**Records to use:**
==================================================
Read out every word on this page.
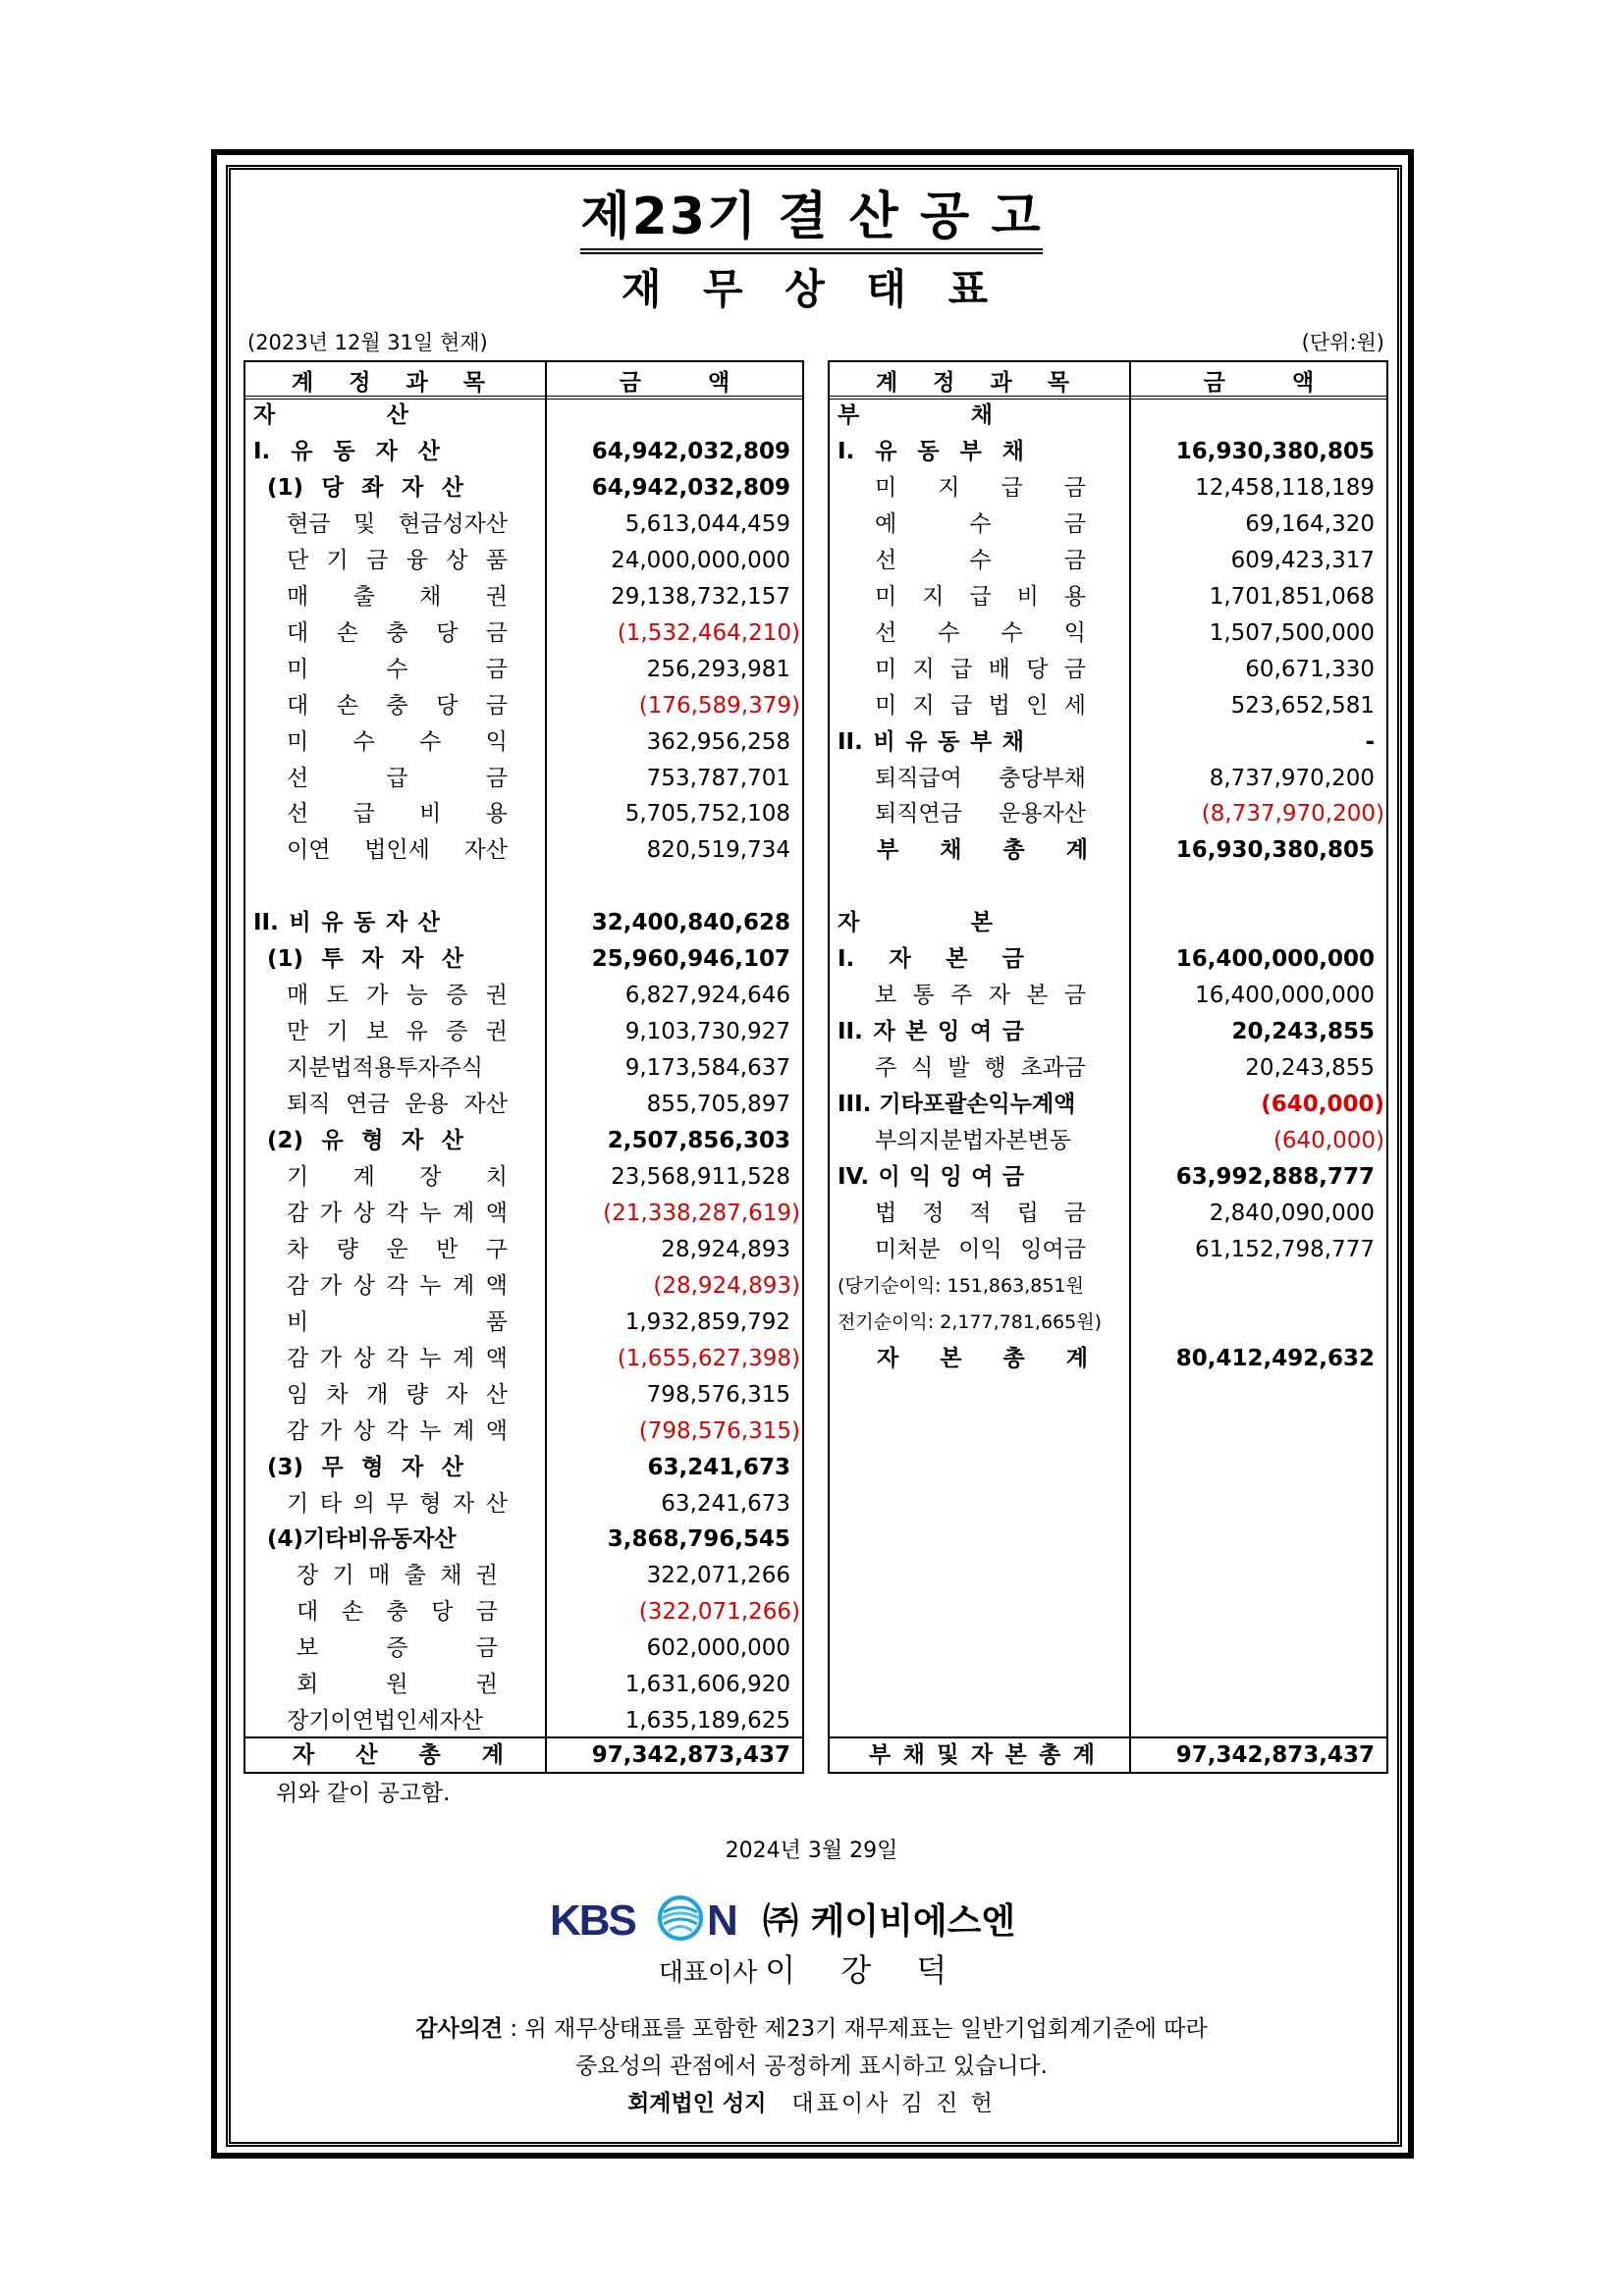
제23기 결 산 공 고
재 무 상 태 표
(2023년 12월 31일 현재)	(단위:원)
계 정 과 목	금 액
자 산
I. 유 동 자 산	64,942,032,809
(1) 당 좌 자 산	64,942,032,809
현금 및 현금성자산	5,613,044,459
단 기 금 융 상 품	24,000,000,000
매 출 채 권	29,138,732,157
대 손 충 당 금	(1,532,464,210)
미 수 금	256,293,981
대 손 충 당 금	(176,589,379)
미 수 수 익	362,956,258
선 급 금	753,787,701
선 급 비 용	5,705,752,108
이연 법인세 자산	820,519,734
II. 비 유 동 자 산	32,400,840,628
(1) 투 자 자 산	25,960,946,107
매 도 가 능 증 권	6,827,924,646
만 기 보 유 증 권	9,103,730,927
지분법적용투자주식	9,173,584,637
퇴직 연금 운용 자산	855,705,897
(2) 유 형 자 산	2,507,856,303
기 계 장 치	23,568,911,528
감 가 상 각 누 계 액	(21,338,287,619)
차 량 운 반 구	28,924,893
감 가 상 각 누 계 액	(28,924,893)
비 품	1,932,859,792
감 가 상 각 누 계 액	(1,655,627,398)
임 차 개 량 자 산	798,576,315
감 가 상 각 누 계 액	(798,576,315)
(3) 무 형 자 산	63,241,673
기 타 의 무 형 자 산	63,241,673
(4)기타비유동자산	3,868,796,545
장 기 매 출 채 권	322,071,266
대 손 충 당 금	(322,071,266)
보 증 금	602,000,000
회 원 권	1,631,606,920
장기이연법인세자산	1,635,189,625
자 산 총 계	97,342,873,437
계 정 과 목	금 액
부 채
I. 유 동 부 채	16,930,380,805
미 지 급 금	12,458,118,189
예 수 금	69,164,320
선 수 금	609,423,317
미 지 급 비 용	1,701,851,068
선 수 수 익	1,507,500,000
미 지 급 배 당 금	60,671,330
미 지 급 법 인 세	523,652,581
II. 비 유 동 부 채	-
퇴직급여 충당부채	8,737,970,200
퇴직연금 운용자산	(8,737,970,200)
부 채 총 계	16,930,380,805
자 본
I. 자 본 금	16,400,000,000
보 통 주 자 본 금	16,400,000,000
II. 자 본 잉 여 금	20,243,855
주 식 발 행 초과금	20,243,855
III. 기타포괄손익누계액	(640,000)
부의지분법자본변동	(640,000)
IV. 이 익 잉 여 금	63,992,888,777
법 정 적 립 금	2,840,090,000
미처분 이익 잉여금	61,152,798,777
(당기순이익: 151,863,851원
전기순이익: 2,177,781,665원)
자 본 총 계	80,412,492,632
부 채 및 자 본 총 계	97,342,873,437
위와 같이 공고함.
2024년 3월 29일
KBS N ㈜ 케이비에스엔
대표이사 이 강 덕
감사의견 : 위 재무상태표를 포함한 제23기 재무제표는 일반기업회계기준에 따라
중요성의 관점에서 공정하게 표시하고 있습니다.
회계법인 성지 대표이사 김 진 헌
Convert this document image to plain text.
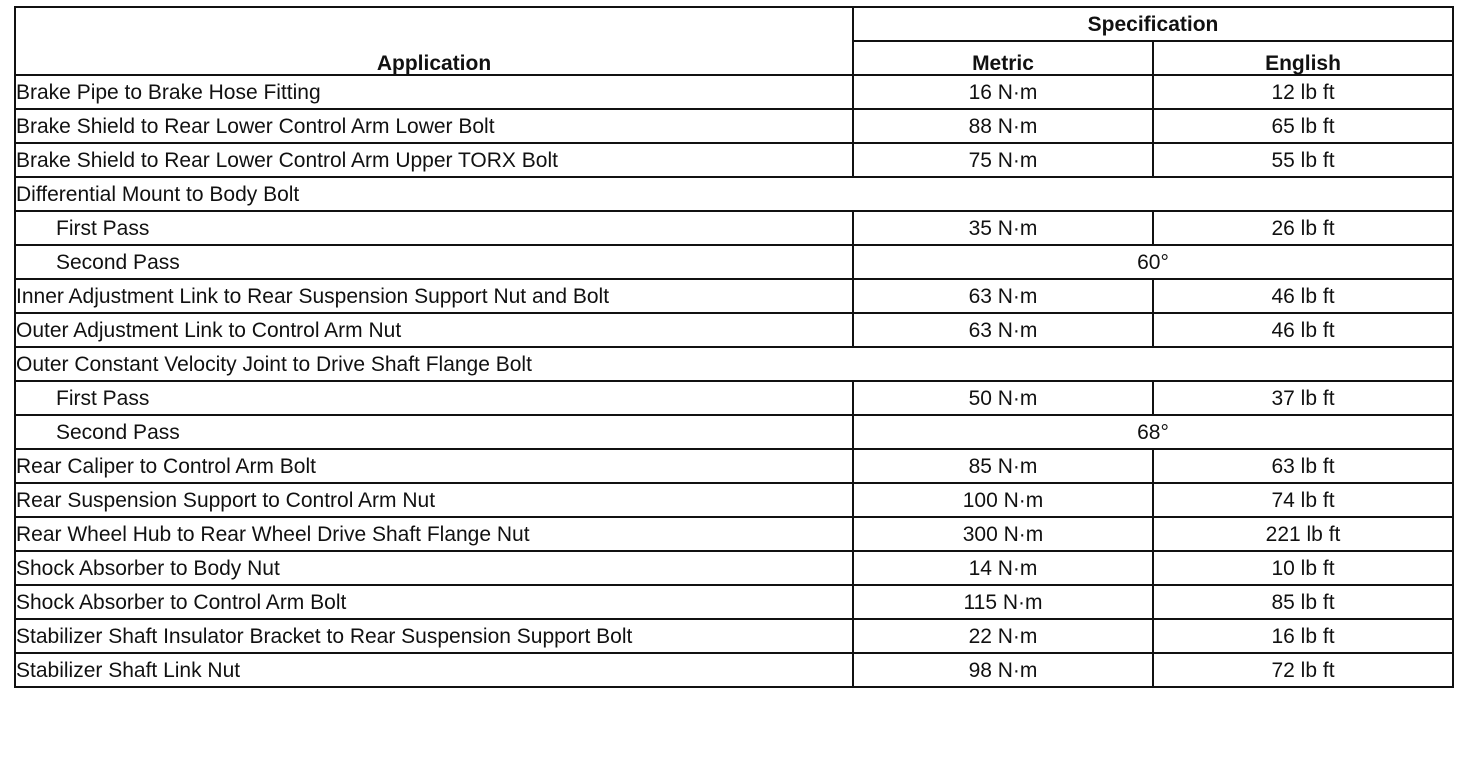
Application	Specification	
	Metric	English
Brake Pipe to Brake Hose Fitting	16 N·m	12 lb ft
Brake Shield to Rear Lower Control Arm Lower Bolt	88 N·m	65 lb ft
Brake Shield to Rear Lower Control Arm Upper TORX Bolt	75 N·m	55 lb ft
Differential Mount to Body Bolt		
First Pass	35 N·m	26 lb ft
Second Pass	60°	
Inner Adjustment Link to Rear Suspension Support Nut and Bolt	63 N·m	46 lb ft
Outer Adjustment Link to Control Arm Nut	63 N·m	46 lb ft
Outer Constant Velocity Joint to Drive Shaft Flange Bolt		
First Pass	50 N·m	37 lb ft
Second Pass	68°	
Rear Caliper to Control Arm Bolt	85 N·m	63 lb ft
Rear Suspension Support to Control Arm Nut	100 N·m	74 lb ft
Rear Wheel Hub to Rear Wheel Drive Shaft Flange Nut	300 N·m	221 lb ft
Shock Absorber to Body Nut	14 N·m	10 lb ft
Shock Absorber to Control Arm Bolt	115 N·m	85 lb ft
Stabilizer Shaft Insulator Bracket to Rear Suspension Support Bolt	22 N·m	16 lb ft
Stabilizer Shaft Link Nut	98 N·m	72 lb ft
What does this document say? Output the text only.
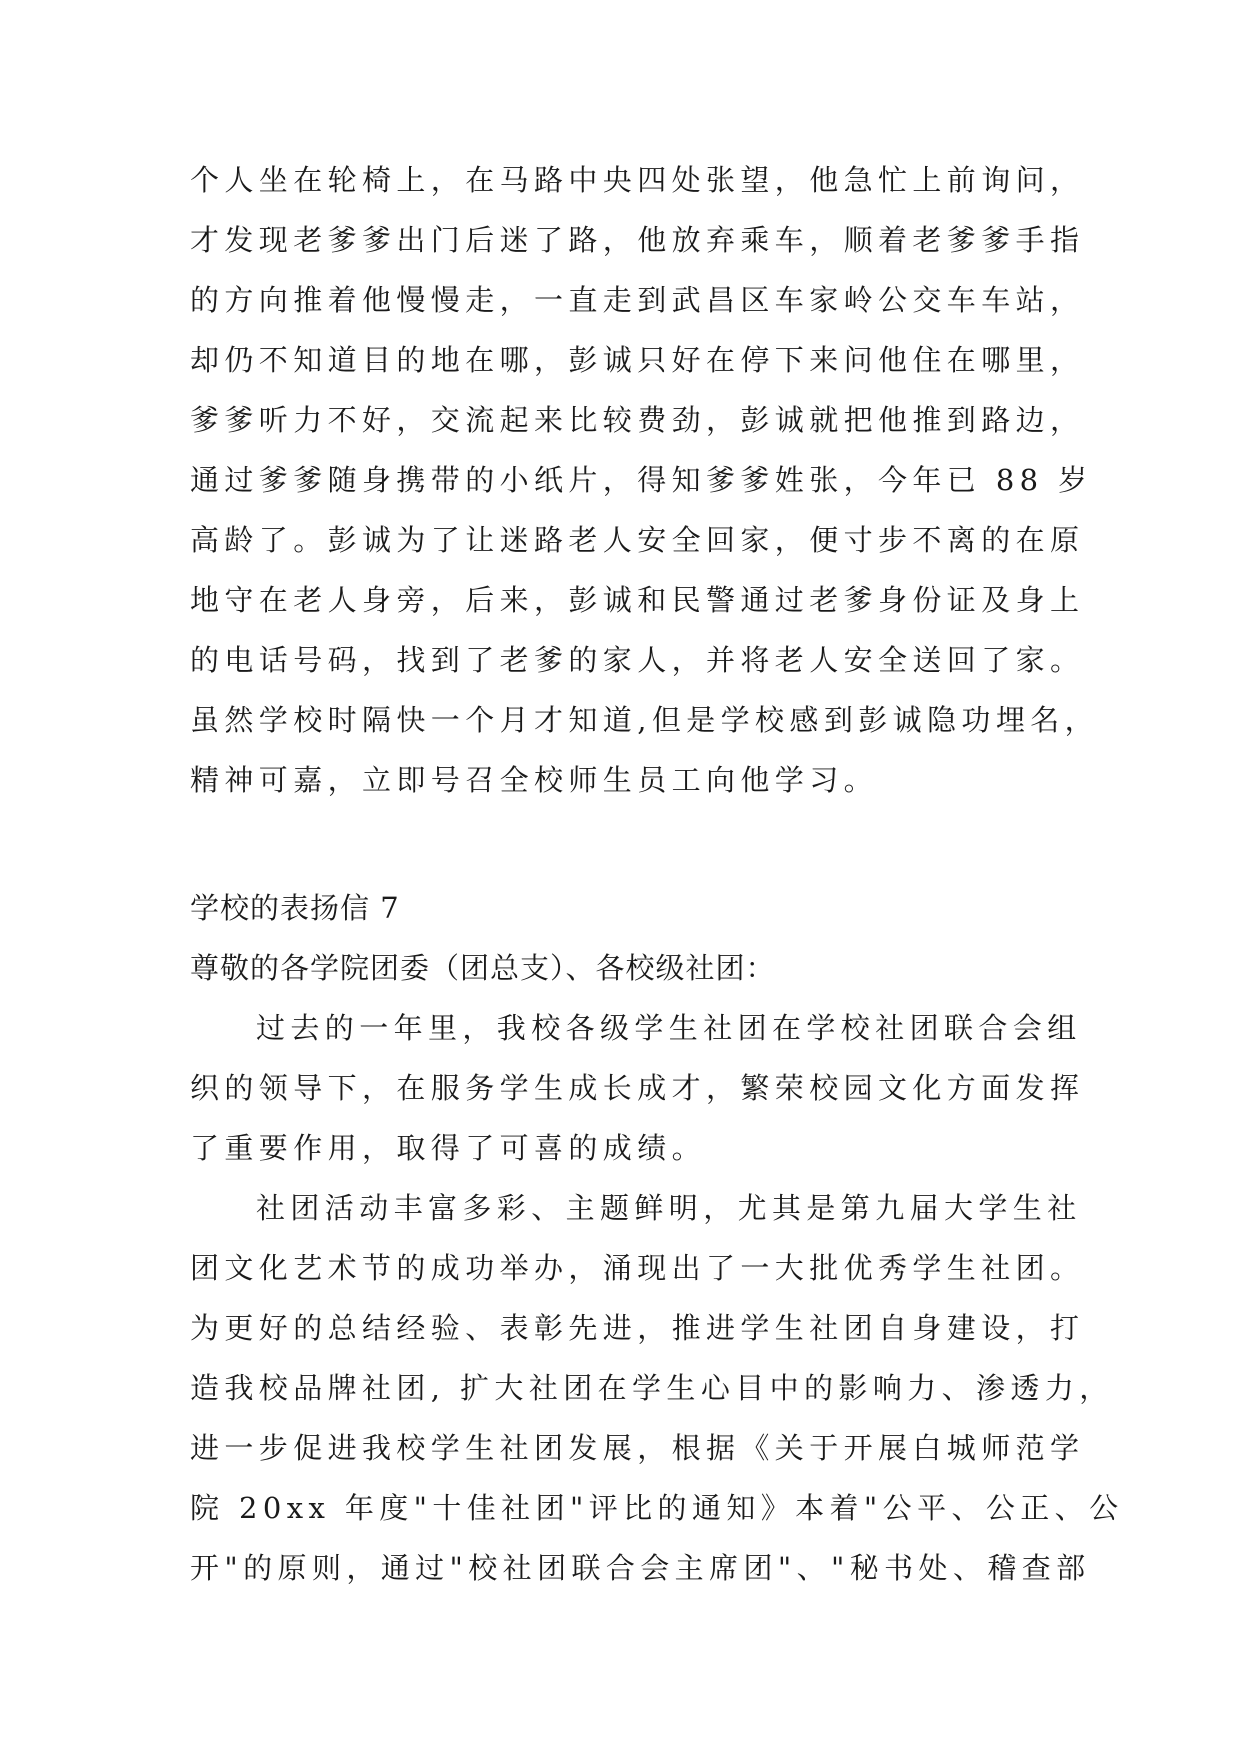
个人坐在轮椅上，在马路中央四处张望，他急忙上前询问，
才发现老爹爹出门后迷了路，他放弃乘车，顺着老爹爹手指
的方向推着他慢慢走，一直走到武昌区车家岭公交车车站，
却仍不知道目的地在哪，彭诚只好在停下来问他住在哪里，
爹爹听力不好，交流起来比较费劲，彭诚就把他推到路边，
通过爹爹随身携带的小纸片，得知爹爹姓张，今年已 88 岁
高龄了。彭诚为了让迷路老人安全回家，便寸步不离的在原
地守在老人身旁，后来，彭诚和民警通过老爹身份证及身上
的电话号码，找到了老爹的家人，并将老人安全送回了家。
虽然学校时隔快一个月才知道,但是学校感到彭诚隐功埋名，
精神可嘉，立即号召全校师生员工向他学习。
学校的表扬信 7
尊敬的各学院团委（团总支）、各校级社团：
过去的一年里，我校各级学生社团在学校社团联合会组
织的领导下，在服务学生成长成才，繁荣校园文化方面发挥
了重要作用，取得了可喜的成绩。
社团活动丰富多彩、主题鲜明，尤其是第九届大学生社
团文化艺术节的成功举办，涌现出了一大批优秀学生社团。
为更好的总结经验、表彰先进，推进学生社团自身建设，打
造我校品牌社团, 扩大社团在学生心目中的影响力、渗透力，
进一步促进我校学生社团发展，根据《关于开展白城师范学
院 20xx 年度"十佳社团"评比的通知》本着"公平、公正、公
开"的原则，通过"校社团联合会主席团"、"秘书处、稽查部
==================================================
**Task to carry out:** Write out again, exactly, each line from the one containing "What does this" through the last line of the entries, and omit every picture.

**Answer to the task:**
What does this document say? Output the text only.
个人坐在轮椅上，在马路中央四处张望，他急忙上前询问，
才发现老爹爹出门后迷了路，他放弃乘车，顺着老爹爹手指
的方向推着他慢慢走，一直走到武昌区车家岭公交车车站，
却仍不知道目的地在哪，彭诚只好在停下来问他住在哪里，
爹爹听力不好，交流起来比较费劲，彭诚就把他推到路边，
通过爹爹随身携带的小纸片，得知爹爹姓张，今年已 88 岁
高龄了。彭诚为了让迷路老人安全回家，便寸步不离的在原
地守在老人身旁，后来，彭诚和民警通过老爹身份证及身上
的电话号码，找到了老爹的家人，并将老人安全送回了家。
虽然学校时隔快一个月才知道,但是学校感到彭诚隐功埋名，
精神可嘉，立即号召全校师生员工向他学习。
学校的表扬信 7
尊敬的各学院团委（团总支）、各校级社团：
过去的一年里，我校各级学生社团在学校社团联合会组
织的领导下，在服务学生成长成才，繁荣校园文化方面发挥
了重要作用，取得了可喜的成绩。
社团活动丰富多彩、主题鲜明，尤其是第九届大学生社
团文化艺术节的成功举办，涌现出了一大批优秀学生社团。
为更好的总结经验、表彰先进，推进学生社团自身建设，打
造我校品牌社团, 扩大社团在学生心目中的影响力、渗透力，
进一步促进我校学生社团发展，根据《关于开展白城师范学
院 20xx 年度"十佳社团"评比的通知》本着"公平、公正、公
开"的原则，通过"校社团联合会主席团"、"秘书处、稽查部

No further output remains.